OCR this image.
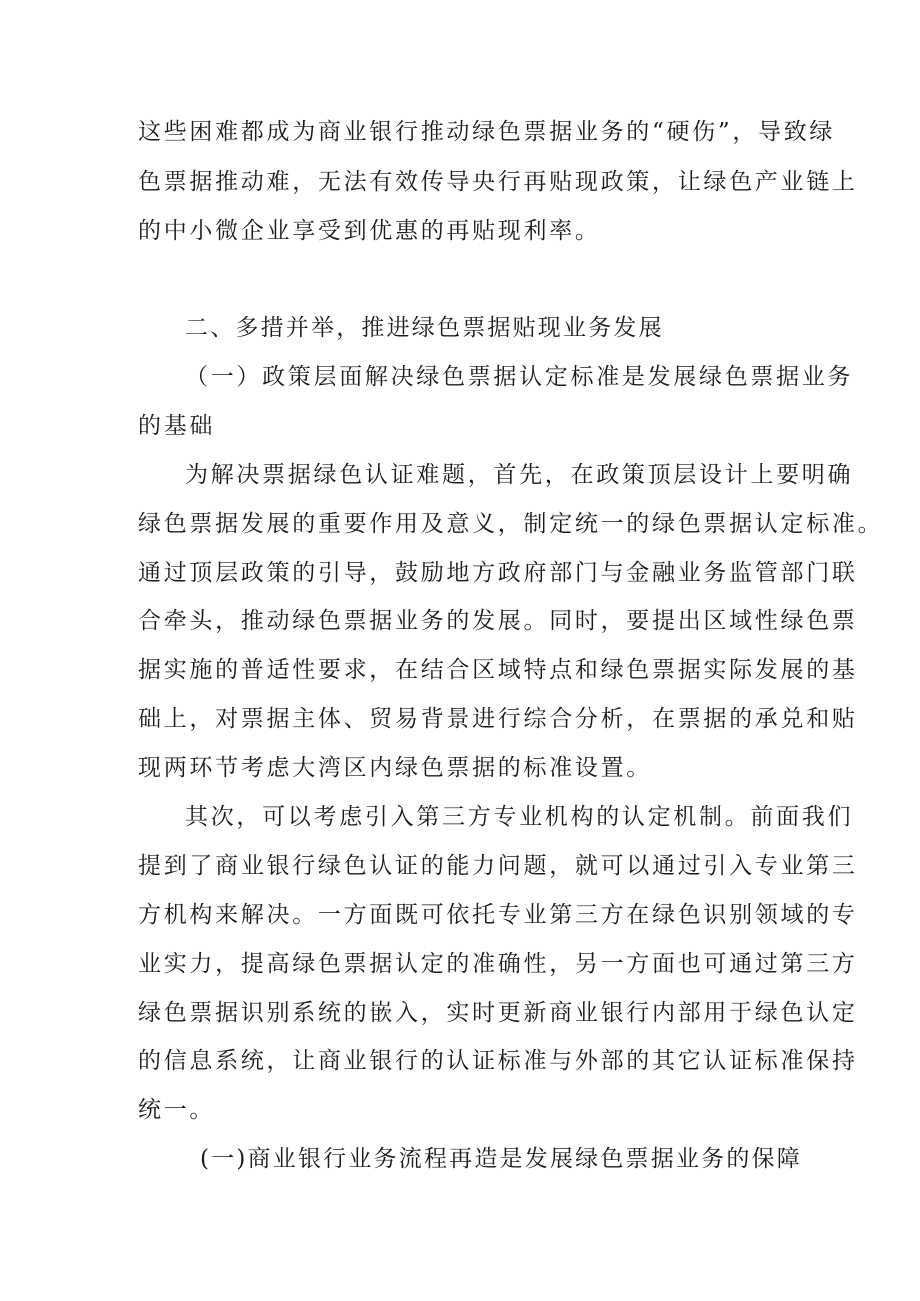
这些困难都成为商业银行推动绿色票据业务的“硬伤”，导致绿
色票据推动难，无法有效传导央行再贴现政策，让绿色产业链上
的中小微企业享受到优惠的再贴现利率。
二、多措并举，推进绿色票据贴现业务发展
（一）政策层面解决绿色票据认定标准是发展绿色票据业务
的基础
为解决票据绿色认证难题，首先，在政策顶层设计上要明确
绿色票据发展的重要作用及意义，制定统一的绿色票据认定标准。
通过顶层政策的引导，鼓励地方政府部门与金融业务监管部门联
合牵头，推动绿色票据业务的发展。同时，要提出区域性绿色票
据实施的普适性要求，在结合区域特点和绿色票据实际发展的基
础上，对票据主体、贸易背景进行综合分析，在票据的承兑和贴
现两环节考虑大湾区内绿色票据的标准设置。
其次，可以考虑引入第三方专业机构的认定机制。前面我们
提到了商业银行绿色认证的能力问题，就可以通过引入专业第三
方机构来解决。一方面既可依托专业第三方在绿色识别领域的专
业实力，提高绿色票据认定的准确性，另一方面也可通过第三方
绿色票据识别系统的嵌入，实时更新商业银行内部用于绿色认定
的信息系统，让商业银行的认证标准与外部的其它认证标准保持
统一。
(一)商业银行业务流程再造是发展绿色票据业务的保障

⁂

- [What is expected] Every record must be copied exactly, with the pictures left out.

- [The answer]
OCR this image.
这些困难都成为商业银行推动绿色票据业务的“硬伤”，导致绿
色票据推动难，无法有效传导央行再贴现政策，让绿色产业链上
的中小微企业享受到优惠的再贴现利率。
二、多措并举，推进绿色票据贴现业务发展
（一）政策层面解决绿色票据认定标准是发展绿色票据业务
的基础
为解决票据绿色认证难题，首先，在政策顶层设计上要明确
绿色票据发展的重要作用及意义，制定统一的绿色票据认定标准。
通过顶层政策的引导，鼓励地方政府部门与金融业务监管部门联
合牵头，推动绿色票据业务的发展。同时，要提出区域性绿色票
据实施的普适性要求，在结合区域特点和绿色票据实际发展的基
础上，对票据主体、贸易背景进行综合分析，在票据的承兑和贴
现两环节考虑大湾区内绿色票据的标准设置。
其次，可以考虑引入第三方专业机构的认定机制。前面我们
提到了商业银行绿色认证的能力问题，就可以通过引入专业第三
方机构来解决。一方面既可依托专业第三方在绿色识别领域的专
业实力，提高绿色票据认定的准确性，另一方面也可通过第三方
绿色票据识别系统的嵌入，实时更新商业银行内部用于绿色认定
的信息系统，让商业银行的认证标准与外部的其它认证标准保持
统一。
(一)商业银行业务流程再造是发展绿色票据业务的保障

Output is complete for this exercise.